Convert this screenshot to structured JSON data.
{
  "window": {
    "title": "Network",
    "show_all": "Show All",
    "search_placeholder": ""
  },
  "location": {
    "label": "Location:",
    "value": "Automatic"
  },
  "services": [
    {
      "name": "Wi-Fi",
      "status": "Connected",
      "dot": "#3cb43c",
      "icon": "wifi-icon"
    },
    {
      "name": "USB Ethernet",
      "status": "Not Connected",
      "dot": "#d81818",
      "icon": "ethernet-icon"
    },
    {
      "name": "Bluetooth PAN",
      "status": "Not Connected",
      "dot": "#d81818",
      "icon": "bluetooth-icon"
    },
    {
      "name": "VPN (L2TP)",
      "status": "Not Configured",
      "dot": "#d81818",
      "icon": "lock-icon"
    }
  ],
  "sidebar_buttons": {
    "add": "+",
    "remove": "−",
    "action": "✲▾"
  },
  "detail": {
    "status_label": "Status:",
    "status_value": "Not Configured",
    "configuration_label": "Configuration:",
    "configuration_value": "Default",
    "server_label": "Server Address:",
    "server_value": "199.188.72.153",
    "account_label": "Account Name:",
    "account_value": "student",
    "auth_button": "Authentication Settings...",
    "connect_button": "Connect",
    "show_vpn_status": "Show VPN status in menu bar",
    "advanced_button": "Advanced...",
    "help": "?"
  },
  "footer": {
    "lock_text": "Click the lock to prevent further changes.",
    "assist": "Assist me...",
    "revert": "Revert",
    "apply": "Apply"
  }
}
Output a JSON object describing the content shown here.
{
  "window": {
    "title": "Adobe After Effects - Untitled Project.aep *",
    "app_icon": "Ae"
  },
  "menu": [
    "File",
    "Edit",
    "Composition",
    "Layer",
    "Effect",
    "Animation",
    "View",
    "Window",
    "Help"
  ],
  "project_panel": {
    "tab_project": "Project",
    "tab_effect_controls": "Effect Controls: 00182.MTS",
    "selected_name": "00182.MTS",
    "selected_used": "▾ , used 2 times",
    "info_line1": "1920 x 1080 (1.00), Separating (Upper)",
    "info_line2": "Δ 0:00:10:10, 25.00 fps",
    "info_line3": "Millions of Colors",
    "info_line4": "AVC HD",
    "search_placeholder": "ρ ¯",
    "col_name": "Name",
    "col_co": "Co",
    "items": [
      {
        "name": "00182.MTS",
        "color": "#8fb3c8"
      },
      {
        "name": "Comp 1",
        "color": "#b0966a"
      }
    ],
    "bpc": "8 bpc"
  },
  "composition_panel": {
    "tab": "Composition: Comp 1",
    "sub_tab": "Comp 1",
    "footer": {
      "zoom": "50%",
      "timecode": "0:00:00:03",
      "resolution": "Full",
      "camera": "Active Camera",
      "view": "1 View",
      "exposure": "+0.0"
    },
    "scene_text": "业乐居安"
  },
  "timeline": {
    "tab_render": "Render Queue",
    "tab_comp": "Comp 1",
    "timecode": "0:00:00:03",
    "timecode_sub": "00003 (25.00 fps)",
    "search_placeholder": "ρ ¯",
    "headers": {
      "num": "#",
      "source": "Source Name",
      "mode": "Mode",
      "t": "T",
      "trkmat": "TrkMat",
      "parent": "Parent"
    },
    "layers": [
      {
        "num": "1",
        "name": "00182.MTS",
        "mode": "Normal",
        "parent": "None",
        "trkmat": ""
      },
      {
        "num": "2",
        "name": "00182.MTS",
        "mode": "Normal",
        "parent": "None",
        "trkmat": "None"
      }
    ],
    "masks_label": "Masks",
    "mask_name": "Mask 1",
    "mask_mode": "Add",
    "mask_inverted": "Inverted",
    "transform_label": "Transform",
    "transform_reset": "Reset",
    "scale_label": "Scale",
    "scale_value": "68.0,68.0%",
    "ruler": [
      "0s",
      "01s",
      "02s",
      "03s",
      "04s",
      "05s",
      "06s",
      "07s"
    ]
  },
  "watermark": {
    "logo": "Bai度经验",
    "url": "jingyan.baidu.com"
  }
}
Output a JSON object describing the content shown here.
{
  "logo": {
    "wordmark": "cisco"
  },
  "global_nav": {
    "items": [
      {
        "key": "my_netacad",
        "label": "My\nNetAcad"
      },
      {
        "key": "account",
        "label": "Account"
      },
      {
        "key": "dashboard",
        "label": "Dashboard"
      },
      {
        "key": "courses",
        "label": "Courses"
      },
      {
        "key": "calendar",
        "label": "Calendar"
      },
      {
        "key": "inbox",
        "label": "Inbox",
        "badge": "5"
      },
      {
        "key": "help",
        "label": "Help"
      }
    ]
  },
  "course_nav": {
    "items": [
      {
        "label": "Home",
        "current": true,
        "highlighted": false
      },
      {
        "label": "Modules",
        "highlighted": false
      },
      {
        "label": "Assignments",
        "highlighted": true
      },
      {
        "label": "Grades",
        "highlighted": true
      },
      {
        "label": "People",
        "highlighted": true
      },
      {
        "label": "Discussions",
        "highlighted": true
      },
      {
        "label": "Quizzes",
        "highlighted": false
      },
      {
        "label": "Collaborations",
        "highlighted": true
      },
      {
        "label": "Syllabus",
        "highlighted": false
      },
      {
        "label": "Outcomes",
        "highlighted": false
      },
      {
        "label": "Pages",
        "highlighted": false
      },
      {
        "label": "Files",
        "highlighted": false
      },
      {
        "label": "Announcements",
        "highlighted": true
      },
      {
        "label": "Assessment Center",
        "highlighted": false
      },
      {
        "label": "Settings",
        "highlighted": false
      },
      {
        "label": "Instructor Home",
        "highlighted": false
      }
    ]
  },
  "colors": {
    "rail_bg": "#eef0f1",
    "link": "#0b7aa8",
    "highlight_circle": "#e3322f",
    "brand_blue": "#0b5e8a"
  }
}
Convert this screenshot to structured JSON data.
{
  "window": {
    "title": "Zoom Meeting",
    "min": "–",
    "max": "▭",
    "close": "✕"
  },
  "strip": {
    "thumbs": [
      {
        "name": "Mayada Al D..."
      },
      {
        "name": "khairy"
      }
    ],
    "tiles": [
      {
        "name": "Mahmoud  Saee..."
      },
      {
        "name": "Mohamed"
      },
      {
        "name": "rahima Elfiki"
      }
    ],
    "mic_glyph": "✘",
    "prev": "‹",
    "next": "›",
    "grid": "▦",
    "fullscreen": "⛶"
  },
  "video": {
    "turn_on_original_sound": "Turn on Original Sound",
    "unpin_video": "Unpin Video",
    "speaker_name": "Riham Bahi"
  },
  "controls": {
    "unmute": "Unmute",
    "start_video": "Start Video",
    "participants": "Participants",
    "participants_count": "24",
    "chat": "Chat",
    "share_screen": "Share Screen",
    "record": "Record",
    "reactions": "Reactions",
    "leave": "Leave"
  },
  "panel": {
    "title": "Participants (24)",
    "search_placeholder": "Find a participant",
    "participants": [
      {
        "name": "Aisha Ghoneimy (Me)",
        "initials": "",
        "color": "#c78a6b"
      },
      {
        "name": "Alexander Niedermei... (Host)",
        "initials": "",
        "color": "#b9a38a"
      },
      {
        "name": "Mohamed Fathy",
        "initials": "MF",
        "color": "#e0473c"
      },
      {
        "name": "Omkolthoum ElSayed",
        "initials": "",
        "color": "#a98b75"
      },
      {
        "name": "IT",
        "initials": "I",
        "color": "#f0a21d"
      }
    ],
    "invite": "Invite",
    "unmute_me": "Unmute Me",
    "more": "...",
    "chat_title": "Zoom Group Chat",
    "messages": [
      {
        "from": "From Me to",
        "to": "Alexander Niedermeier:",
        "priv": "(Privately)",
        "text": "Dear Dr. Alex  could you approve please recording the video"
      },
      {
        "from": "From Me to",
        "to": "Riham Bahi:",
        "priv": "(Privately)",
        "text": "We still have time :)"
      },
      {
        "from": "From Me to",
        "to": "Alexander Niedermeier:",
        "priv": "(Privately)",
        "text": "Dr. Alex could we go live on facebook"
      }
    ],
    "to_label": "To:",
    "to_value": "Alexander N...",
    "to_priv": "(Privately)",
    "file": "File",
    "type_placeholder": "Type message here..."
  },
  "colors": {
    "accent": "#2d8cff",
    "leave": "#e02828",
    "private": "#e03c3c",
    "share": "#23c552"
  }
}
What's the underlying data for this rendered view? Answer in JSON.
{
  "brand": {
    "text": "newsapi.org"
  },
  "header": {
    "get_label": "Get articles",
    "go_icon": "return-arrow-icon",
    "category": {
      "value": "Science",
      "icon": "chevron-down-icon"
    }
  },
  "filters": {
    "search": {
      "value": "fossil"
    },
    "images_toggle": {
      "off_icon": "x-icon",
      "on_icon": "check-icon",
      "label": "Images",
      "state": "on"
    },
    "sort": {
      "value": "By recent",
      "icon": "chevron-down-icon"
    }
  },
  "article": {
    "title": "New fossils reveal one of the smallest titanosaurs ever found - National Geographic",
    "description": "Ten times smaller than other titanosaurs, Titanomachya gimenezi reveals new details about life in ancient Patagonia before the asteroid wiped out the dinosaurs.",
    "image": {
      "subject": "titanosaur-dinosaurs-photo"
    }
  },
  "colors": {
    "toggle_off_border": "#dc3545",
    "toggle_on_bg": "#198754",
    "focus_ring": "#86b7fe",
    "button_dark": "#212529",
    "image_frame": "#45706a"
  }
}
+--
Of the lines in the data above, how many contain the word "could"? Give only that figure.

Exercise solution:
2